#### SUPPLIED ENTRIES:
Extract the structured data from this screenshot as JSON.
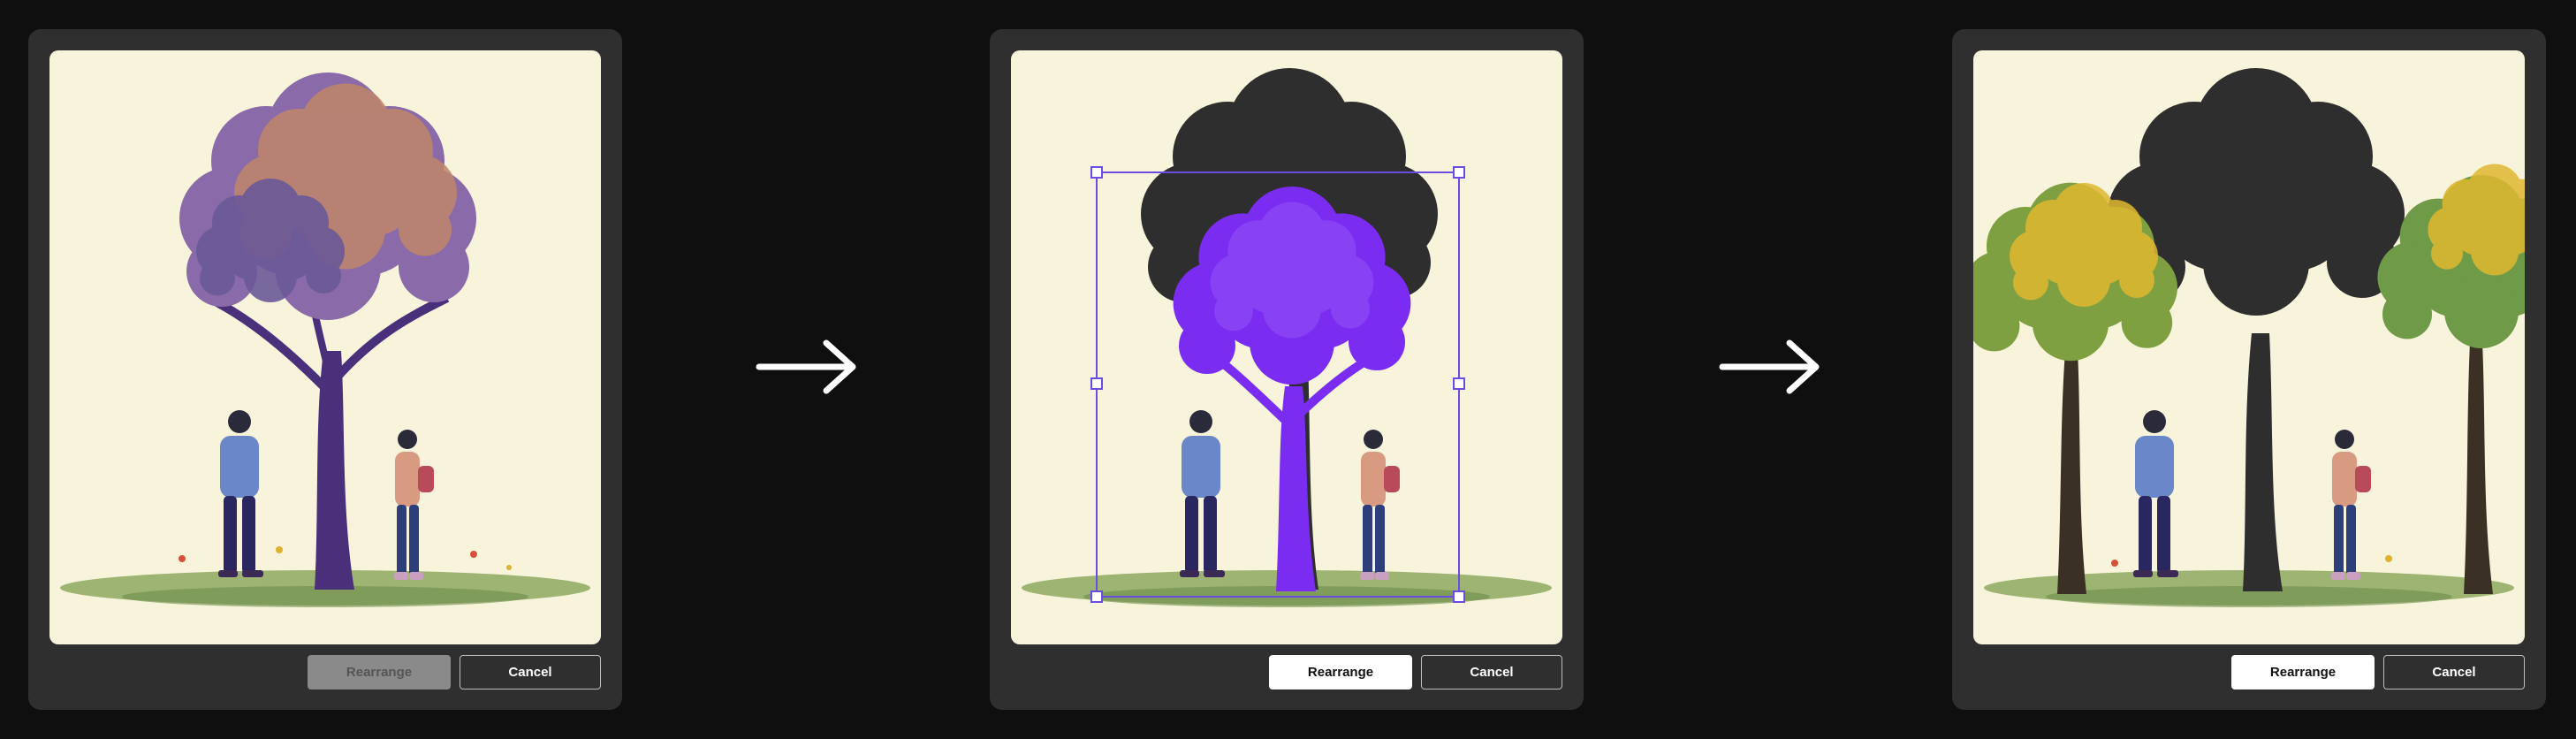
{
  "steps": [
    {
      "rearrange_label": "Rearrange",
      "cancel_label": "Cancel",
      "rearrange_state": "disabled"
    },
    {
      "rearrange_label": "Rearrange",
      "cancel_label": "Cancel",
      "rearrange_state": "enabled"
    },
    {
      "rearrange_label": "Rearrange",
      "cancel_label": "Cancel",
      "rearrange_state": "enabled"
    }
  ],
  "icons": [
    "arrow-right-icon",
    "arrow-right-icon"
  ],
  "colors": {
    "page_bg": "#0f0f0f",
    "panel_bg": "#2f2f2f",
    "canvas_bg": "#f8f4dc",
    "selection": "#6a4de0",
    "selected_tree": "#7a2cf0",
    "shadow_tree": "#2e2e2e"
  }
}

#### THE PROBLEM:
Reproduce every line exactly and omit all pictures.

#### EXERCISE ANSWER:
Extract the structured data from this screenshot as JSON.
{
  "steps": [
    {
      "rearrange_label": "Rearrange",
      "cancel_label": "Cancel",
      "rearrange_state": "disabled"
    },
    {
      "rearrange_label": "Rearrange",
      "cancel_label": "Cancel",
      "rearrange_state": "enabled"
    },
    {
      "rearrange_label": "Rearrange",
      "cancel_label": "Cancel",
      "rearrange_state": "enabled"
    }
  ],
  "icons": [
    "arrow-right-icon",
    "arrow-right-icon"
  ],
  "colors": {
    "page_bg": "#0f0f0f",
    "panel_bg": "#2f2f2f",
    "canvas_bg": "#f8f4dc",
    "selection": "#6a4de0",
    "selected_tree": "#7a2cf0",
    "shadow_tree": "#2e2e2e"
  }
}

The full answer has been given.